#### [Task statement]
Extract every entry word for word. Skip the pictures.

[Stored data entries]
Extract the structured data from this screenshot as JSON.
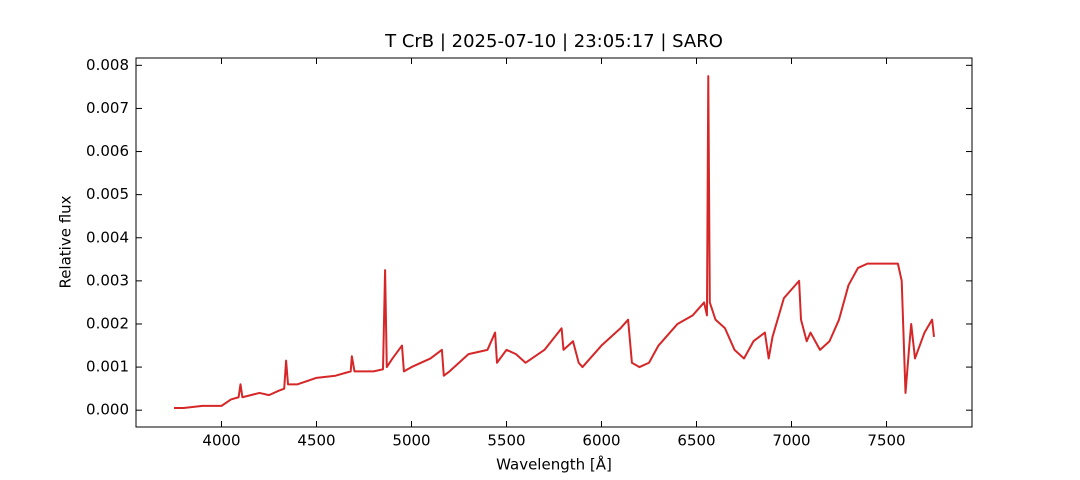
{
  "chart_data": {
    "type": "line",
    "title": "T CrB | 2025-07-10 | 23:05:17 | SARO",
    "xlabel": "Wavelength [Å]",
    "ylabel": "Relative flux",
    "xlim": [
      3550,
      7950
    ],
    "ylim": [
      -0.00039,
      0.00817
    ],
    "xticks": [
      4000,
      4500,
      5000,
      5500,
      6000,
      6500,
      7000,
      7500
    ],
    "yticks": [
      {
        "value": 0,
        "label": "0.000"
      },
      {
        "value": 0.001,
        "label": "0.001"
      },
      {
        "value": 0.002,
        "label": "0.002"
      },
      {
        "value": 0.003,
        "label": "0.003"
      },
      {
        "value": 0.004,
        "label": "0.004"
      },
      {
        "value": 0.005,
        "label": "0.005"
      },
      {
        "value": 0.006,
        "label": "0.006"
      },
      {
        "value": 0.007,
        "label": "0.007"
      },
      {
        "value": 0.008,
        "label": "0.008"
      }
    ],
    "series": [
      {
        "color": "#d62728",
        "x": [
          3750,
          3800,
          3900,
          4000,
          4050,
          4090,
          4100,
          4110,
          4200,
          4250,
          4300,
          4330,
          4340,
          4350,
          4400,
          4500,
          4600,
          4680,
          4686,
          4700,
          4800,
          4850,
          4861,
          4870,
          4900,
          4950,
          4960,
          5000,
          5100,
          5160,
          5170,
          5200,
          5300,
          5400,
          5440,
          5450,
          5500,
          5550,
          5600,
          5700,
          5790,
          5800,
          5850,
          5880,
          5900,
          6000,
          6100,
          6140,
          6160,
          6200,
          6250,
          6300,
          6400,
          6480,
          6500,
          6540,
          6555,
          6562,
          6570,
          6600,
          6650,
          6700,
          6750,
          6800,
          6860,
          6880,
          6900,
          6960,
          7000,
          7040,
          7050,
          7080,
          7100,
          7150,
          7200,
          7250,
          7300,
          7350,
          7400,
          7500,
          7560,
          7580,
          7600,
          7620,
          7630,
          7650,
          7700,
          7740,
          7750
        ],
        "values": [
          5e-05,
          5e-05,
          0.0001,
          0.0001,
          0.00025,
          0.0003,
          0.0006,
          0.0003,
          0.0004,
          0.00035,
          0.00045,
          0.0005,
          0.00115,
          0.0006,
          0.0006,
          0.00075,
          0.0008,
          0.0009,
          0.00125,
          0.0009,
          0.0009,
          0.00095,
          0.00325,
          0.001,
          0.0012,
          0.0015,
          0.0009,
          0.001,
          0.0012,
          0.0014,
          0.0008,
          0.0009,
          0.0013,
          0.0014,
          0.0018,
          0.0011,
          0.0014,
          0.0013,
          0.0011,
          0.0014,
          0.0019,
          0.0014,
          0.0016,
          0.0011,
          0.001,
          0.0015,
          0.0019,
          0.0021,
          0.0011,
          0.001,
          0.0011,
          0.0015,
          0.002,
          0.0022,
          0.0023,
          0.0025,
          0.0022,
          0.00775,
          0.0025,
          0.0021,
          0.0019,
          0.0014,
          0.0012,
          0.0016,
          0.0018,
          0.0012,
          0.0017,
          0.0026,
          0.0028,
          0.003,
          0.0021,
          0.0016,
          0.0018,
          0.0014,
          0.0016,
          0.0021,
          0.0029,
          0.0033,
          0.0034,
          0.0034,
          0.0034,
          0.003,
          0.0004,
          0.0015,
          0.002,
          0.0012,
          0.0018,
          0.0021,
          0.0017
        ]
      }
    ]
  }
}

#### [Correct answer]
Extract the structured data from this screenshot as JSON.
{
  "chart_data": {
    "type": "line",
    "title": "T CrB | 2025-07-10 | 23:05:17 | SARO",
    "xlabel": "Wavelength [Å]",
    "ylabel": "Relative flux",
    "xlim": [
      3550,
      7950
    ],
    "ylim": [
      -0.00039,
      0.00817
    ],
    "xticks": [
      4000,
      4500,
      5000,
      5500,
      6000,
      6500,
      7000,
      7500
    ],
    "yticks": [
      {
        "value": 0,
        "label": "0.000"
      },
      {
        "value": 0.001,
        "label": "0.001"
      },
      {
        "value": 0.002,
        "label": "0.002"
      },
      {
        "value": 0.003,
        "label": "0.003"
      },
      {
        "value": 0.004,
        "label": "0.004"
      },
      {
        "value": 0.005,
        "label": "0.005"
      },
      {
        "value": 0.006,
        "label": "0.006"
      },
      {
        "value": 0.007,
        "label": "0.007"
      },
      {
        "value": 0.008,
        "label": "0.008"
      }
    ],
    "series": [
      {
        "color": "#d62728",
        "x": [
          3750,
          3800,
          3900,
          4000,
          4050,
          4090,
          4100,
          4110,
          4200,
          4250,
          4300,
          4330,
          4340,
          4350,
          4400,
          4500,
          4600,
          4680,
          4686,
          4700,
          4800,
          4850,
          4861,
          4870,
          4900,
          4950,
          4960,
          5000,
          5100,
          5160,
          5170,
          5200,
          5300,
          5400,
          5440,
          5450,
          5500,
          5550,
          5600,
          5700,
          5790,
          5800,
          5850,
          5880,
          5900,
          6000,
          6100,
          6140,
          6160,
          6200,
          6250,
          6300,
          6400,
          6480,
          6500,
          6540,
          6555,
          6562,
          6570,
          6600,
          6650,
          6700,
          6750,
          6800,
          6860,
          6880,
          6900,
          6960,
          7000,
          7040,
          7050,
          7080,
          7100,
          7150,
          7200,
          7250,
          7300,
          7350,
          7400,
          7500,
          7560,
          7580,
          7600,
          7620,
          7630,
          7650,
          7700,
          7740,
          7750
        ],
        "values": [
          5e-05,
          5e-05,
          0.0001,
          0.0001,
          0.00025,
          0.0003,
          0.0006,
          0.0003,
          0.0004,
          0.00035,
          0.00045,
          0.0005,
          0.00115,
          0.0006,
          0.0006,
          0.00075,
          0.0008,
          0.0009,
          0.00125,
          0.0009,
          0.0009,
          0.00095,
          0.00325,
          0.001,
          0.0012,
          0.0015,
          0.0009,
          0.001,
          0.0012,
          0.0014,
          0.0008,
          0.0009,
          0.0013,
          0.0014,
          0.0018,
          0.0011,
          0.0014,
          0.0013,
          0.0011,
          0.0014,
          0.0019,
          0.0014,
          0.0016,
          0.0011,
          0.001,
          0.0015,
          0.0019,
          0.0021,
          0.0011,
          0.001,
          0.0011,
          0.0015,
          0.002,
          0.0022,
          0.0023,
          0.0025,
          0.0022,
          0.00775,
          0.0025,
          0.0021,
          0.0019,
          0.0014,
          0.0012,
          0.0016,
          0.0018,
          0.0012,
          0.0017,
          0.0026,
          0.0028,
          0.003,
          0.0021,
          0.0016,
          0.0018,
          0.0014,
          0.0016,
          0.0021,
          0.0029,
          0.0033,
          0.0034,
          0.0034,
          0.0034,
          0.003,
          0.0004,
          0.0015,
          0.002,
          0.0012,
          0.0018,
          0.0021,
          0.0017
        ]
      }
    ]
  }
}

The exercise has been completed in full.